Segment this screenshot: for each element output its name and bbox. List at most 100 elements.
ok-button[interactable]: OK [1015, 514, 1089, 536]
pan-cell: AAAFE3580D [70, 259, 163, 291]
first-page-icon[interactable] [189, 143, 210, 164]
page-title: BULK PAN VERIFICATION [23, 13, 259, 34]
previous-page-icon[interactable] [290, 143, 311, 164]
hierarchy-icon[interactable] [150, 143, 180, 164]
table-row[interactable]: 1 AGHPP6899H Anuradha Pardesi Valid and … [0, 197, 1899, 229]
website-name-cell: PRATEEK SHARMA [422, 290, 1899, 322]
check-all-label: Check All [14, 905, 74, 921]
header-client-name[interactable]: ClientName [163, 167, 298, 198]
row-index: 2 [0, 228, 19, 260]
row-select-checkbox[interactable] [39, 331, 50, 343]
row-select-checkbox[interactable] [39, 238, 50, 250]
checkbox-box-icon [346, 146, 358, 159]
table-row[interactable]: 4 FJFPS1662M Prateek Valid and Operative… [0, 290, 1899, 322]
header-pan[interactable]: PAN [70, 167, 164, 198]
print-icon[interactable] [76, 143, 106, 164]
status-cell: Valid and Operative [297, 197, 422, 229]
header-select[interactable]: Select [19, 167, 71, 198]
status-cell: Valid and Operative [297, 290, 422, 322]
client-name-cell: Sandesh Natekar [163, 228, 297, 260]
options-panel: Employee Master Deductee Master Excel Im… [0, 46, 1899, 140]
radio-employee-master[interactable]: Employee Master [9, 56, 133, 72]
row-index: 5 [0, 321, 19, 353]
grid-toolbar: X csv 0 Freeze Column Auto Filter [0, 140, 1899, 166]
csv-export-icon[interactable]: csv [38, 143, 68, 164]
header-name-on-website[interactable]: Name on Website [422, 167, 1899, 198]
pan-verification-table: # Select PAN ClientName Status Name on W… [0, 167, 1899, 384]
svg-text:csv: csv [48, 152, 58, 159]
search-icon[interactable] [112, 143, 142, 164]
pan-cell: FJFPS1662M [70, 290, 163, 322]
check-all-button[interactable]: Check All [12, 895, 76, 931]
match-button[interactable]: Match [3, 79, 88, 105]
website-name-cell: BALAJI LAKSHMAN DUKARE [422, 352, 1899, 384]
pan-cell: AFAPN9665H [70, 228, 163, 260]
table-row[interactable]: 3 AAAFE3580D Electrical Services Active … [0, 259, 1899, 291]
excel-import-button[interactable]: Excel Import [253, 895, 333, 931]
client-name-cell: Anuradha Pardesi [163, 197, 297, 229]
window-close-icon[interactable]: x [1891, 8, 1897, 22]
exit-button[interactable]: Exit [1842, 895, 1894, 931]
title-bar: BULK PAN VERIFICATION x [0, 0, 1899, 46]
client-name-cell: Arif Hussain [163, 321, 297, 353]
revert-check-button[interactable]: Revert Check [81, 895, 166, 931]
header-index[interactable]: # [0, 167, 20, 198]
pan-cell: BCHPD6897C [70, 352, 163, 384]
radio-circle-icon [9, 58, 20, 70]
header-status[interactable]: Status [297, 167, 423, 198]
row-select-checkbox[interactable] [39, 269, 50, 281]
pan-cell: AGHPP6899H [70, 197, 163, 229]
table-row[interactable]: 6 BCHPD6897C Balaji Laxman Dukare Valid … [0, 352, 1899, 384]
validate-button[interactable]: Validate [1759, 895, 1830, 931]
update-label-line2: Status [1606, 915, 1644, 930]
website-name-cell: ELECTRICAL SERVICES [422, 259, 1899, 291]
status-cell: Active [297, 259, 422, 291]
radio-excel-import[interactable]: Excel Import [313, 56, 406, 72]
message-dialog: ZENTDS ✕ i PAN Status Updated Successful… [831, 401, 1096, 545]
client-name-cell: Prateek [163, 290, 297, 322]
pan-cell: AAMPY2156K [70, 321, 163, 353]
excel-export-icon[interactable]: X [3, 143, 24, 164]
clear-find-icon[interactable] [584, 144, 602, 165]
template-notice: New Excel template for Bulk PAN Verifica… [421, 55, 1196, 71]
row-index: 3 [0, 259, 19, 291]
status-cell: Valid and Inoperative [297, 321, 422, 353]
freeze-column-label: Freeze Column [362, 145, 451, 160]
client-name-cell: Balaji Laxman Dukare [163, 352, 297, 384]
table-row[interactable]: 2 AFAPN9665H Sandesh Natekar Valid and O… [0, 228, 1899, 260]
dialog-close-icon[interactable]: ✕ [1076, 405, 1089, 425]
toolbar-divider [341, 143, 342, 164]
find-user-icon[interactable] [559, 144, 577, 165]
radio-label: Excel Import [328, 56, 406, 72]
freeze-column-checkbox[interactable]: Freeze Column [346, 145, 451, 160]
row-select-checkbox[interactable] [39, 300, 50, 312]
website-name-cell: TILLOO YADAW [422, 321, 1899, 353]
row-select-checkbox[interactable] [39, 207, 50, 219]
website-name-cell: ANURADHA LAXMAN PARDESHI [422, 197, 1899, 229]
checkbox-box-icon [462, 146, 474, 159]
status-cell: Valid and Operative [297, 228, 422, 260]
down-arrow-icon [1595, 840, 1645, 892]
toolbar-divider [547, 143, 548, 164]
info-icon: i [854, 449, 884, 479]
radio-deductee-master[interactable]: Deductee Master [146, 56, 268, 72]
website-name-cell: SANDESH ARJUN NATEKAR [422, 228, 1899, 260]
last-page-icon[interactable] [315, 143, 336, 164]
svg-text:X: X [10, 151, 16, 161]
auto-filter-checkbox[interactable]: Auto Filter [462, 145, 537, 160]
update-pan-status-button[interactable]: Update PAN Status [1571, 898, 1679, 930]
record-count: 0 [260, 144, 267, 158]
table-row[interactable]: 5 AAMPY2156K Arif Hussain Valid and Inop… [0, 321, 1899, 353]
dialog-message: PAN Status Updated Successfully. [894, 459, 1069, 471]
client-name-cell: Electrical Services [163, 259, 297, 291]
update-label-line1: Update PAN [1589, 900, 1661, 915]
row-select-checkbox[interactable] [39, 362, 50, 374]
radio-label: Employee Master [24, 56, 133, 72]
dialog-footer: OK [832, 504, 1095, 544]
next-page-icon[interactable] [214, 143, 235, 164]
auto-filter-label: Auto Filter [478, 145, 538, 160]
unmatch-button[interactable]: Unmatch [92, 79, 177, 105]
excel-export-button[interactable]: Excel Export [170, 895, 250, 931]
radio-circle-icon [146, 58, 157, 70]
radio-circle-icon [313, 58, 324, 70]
________________________________________
# [YOUR OBJECTIVE]
Reproduce every line of the entries above verbatim, without altering any character.

# [COMPLETED TASK]
Segment this screenshot: for each element output its name and bbox. List at most 100 elements.
ok-button[interactable]: OK [1015, 514, 1089, 536]
pan-cell: AAAFE3580D [70, 259, 163, 291]
first-page-icon[interactable] [189, 143, 210, 164]
page-title: BULK PAN VERIFICATION [23, 13, 259, 34]
previous-page-icon[interactable] [290, 143, 311, 164]
hierarchy-icon[interactable] [150, 143, 180, 164]
table-row[interactable]: 1 AGHPP6899H Anuradha Pardesi Valid and … [0, 197, 1899, 229]
website-name-cell: PRATEEK SHARMA [422, 290, 1899, 322]
check-all-label: Check All [14, 905, 74, 921]
header-client-name[interactable]: ClientName [163, 167, 298, 198]
row-index: 2 [0, 228, 19, 260]
row-select-checkbox[interactable] [39, 331, 50, 343]
row-select-checkbox[interactable] [39, 238, 50, 250]
checkbox-box-icon [346, 146, 358, 159]
table-row[interactable]: 4 FJFPS1662M Prateek Valid and Operative… [0, 290, 1899, 322]
header-pan[interactable]: PAN [70, 167, 164, 198]
print-icon[interactable] [76, 143, 106, 164]
status-cell: Valid and Operative [297, 197, 422, 229]
header-select[interactable]: Select [19, 167, 71, 198]
status-cell: Valid and Operative [297, 290, 422, 322]
client-name-cell: Sandesh Natekar [163, 228, 297, 260]
options-panel: Employee Master Deductee Master Excel Im… [0, 46, 1899, 140]
radio-employee-master[interactable]: Employee Master [9, 56, 133, 72]
row-index: 5 [0, 321, 19, 353]
grid-toolbar: X csv 0 Freeze Column Auto Filter [0, 140, 1899, 166]
csv-export-icon[interactable]: csv [38, 143, 68, 164]
header-name-on-website[interactable]: Name on Website [422, 167, 1899, 198]
pan-verification-table: # Select PAN ClientName Status Name on W… [0, 167, 1899, 384]
svg-text:csv: csv [48, 152, 58, 159]
search-icon[interactable] [112, 143, 142, 164]
pan-cell: FJFPS1662M [70, 290, 163, 322]
check-all-button[interactable]: Check All [12, 895, 76, 931]
match-button[interactable]: Match [3, 79, 88, 105]
website-name-cell: BALAJI LAKSHMAN DUKARE [422, 352, 1899, 384]
pan-cell: AFAPN9665H [70, 228, 163, 260]
table-row[interactable]: 3 AAAFE3580D Electrical Services Active … [0, 259, 1899, 291]
excel-import-button[interactable]: Excel Import [253, 895, 333, 931]
client-name-cell: Anuradha Pardesi [163, 197, 297, 229]
window-close-icon[interactable]: x [1891, 8, 1897, 22]
exit-button[interactable]: Exit [1842, 895, 1894, 931]
title-bar: BULK PAN VERIFICATION x [0, 0, 1899, 46]
client-name-cell: Arif Hussain [163, 321, 297, 353]
revert-check-button[interactable]: Revert Check [81, 895, 166, 931]
header-index[interactable]: # [0, 167, 20, 198]
pan-cell: BCHPD6897C [70, 352, 163, 384]
radio-circle-icon [9, 58, 20, 70]
header-status[interactable]: Status [297, 167, 423, 198]
row-select-checkbox[interactable] [39, 269, 50, 281]
pan-cell: AGHPP6899H [70, 197, 163, 229]
table-row[interactable]: 6 BCHPD6897C Balaji Laxman Dukare Valid … [0, 352, 1899, 384]
validate-button[interactable]: Validate [1759, 895, 1830, 931]
update-label-line2: Status [1606, 915, 1644, 930]
website-name-cell: ELECTRICAL SERVICES [422, 259, 1899, 291]
status-cell: Active [297, 259, 422, 291]
radio-excel-import[interactable]: Excel Import [313, 56, 406, 72]
message-dialog: ZENTDS ✕ i PAN Status Updated Successful… [831, 401, 1096, 545]
client-name-cell: Prateek [163, 290, 297, 322]
pan-cell: AAMPY2156K [70, 321, 163, 353]
excel-export-icon[interactable]: X [3, 143, 24, 164]
clear-find-icon[interactable] [584, 144, 602, 165]
template-notice: New Excel template for Bulk PAN Verifica… [421, 55, 1196, 71]
row-index: 3 [0, 259, 19, 291]
status-cell: Valid and Inoperative [297, 321, 422, 353]
freeze-column-label: Freeze Column [362, 145, 451, 160]
client-name-cell: Balaji Laxman Dukare [163, 352, 297, 384]
table-row[interactable]: 2 AFAPN9665H Sandesh Natekar Valid and O… [0, 228, 1899, 260]
dialog-close-icon[interactable]: ✕ [1076, 405, 1089, 425]
toolbar-divider [341, 143, 342, 164]
find-user-icon[interactable] [559, 144, 577, 165]
radio-label: Excel Import [328, 56, 406, 72]
freeze-column-checkbox[interactable]: Freeze Column [346, 145, 451, 160]
row-select-checkbox[interactable] [39, 300, 50, 312]
website-name-cell: TILLOO YADAW [422, 321, 1899, 353]
row-select-checkbox[interactable] [39, 207, 50, 219]
website-name-cell: ANURADHA LAXMAN PARDESHI [422, 197, 1899, 229]
checkbox-box-icon [462, 146, 474, 159]
status-cell: Valid and Operative [297, 228, 422, 260]
down-arrow-icon [1595, 840, 1645, 892]
toolbar-divider [547, 143, 548, 164]
info-icon: i [854, 449, 884, 479]
radio-deductee-master[interactable]: Deductee Master [146, 56, 268, 72]
website-name-cell: SANDESH ARJUN NATEKAR [422, 228, 1899, 260]
last-page-icon[interactable] [315, 143, 336, 164]
svg-text:X: X [10, 151, 16, 161]
auto-filter-checkbox[interactable]: Auto Filter [462, 145, 537, 160]
update-pan-status-button[interactable]: Update PAN Status [1571, 898, 1679, 930]
record-count: 0 [260, 144, 267, 158]
table-row[interactable]: 5 AAMPY2156K Arif Hussain Valid and Inop… [0, 321, 1899, 353]
dialog-message: PAN Status Updated Successfully. [894, 459, 1069, 471]
client-name-cell: Electrical Services [163, 259, 297, 291]
update-label-line1: Update PAN [1589, 900, 1661, 915]
row-select-checkbox[interactable] [39, 362, 50, 374]
radio-label: Employee Master [24, 56, 133, 72]
dialog-footer: OK [832, 504, 1095, 544]
next-page-icon[interactable] [214, 143, 235, 164]
auto-filter-label: Auto Filter [478, 145, 538, 160]
unmatch-button[interactable]: Unmatch [92, 79, 177, 105]
excel-export-button[interactable]: Excel Export [170, 895, 250, 931]
radio-circle-icon [146, 58, 157, 70]
radio-circle-icon [313, 58, 324, 70]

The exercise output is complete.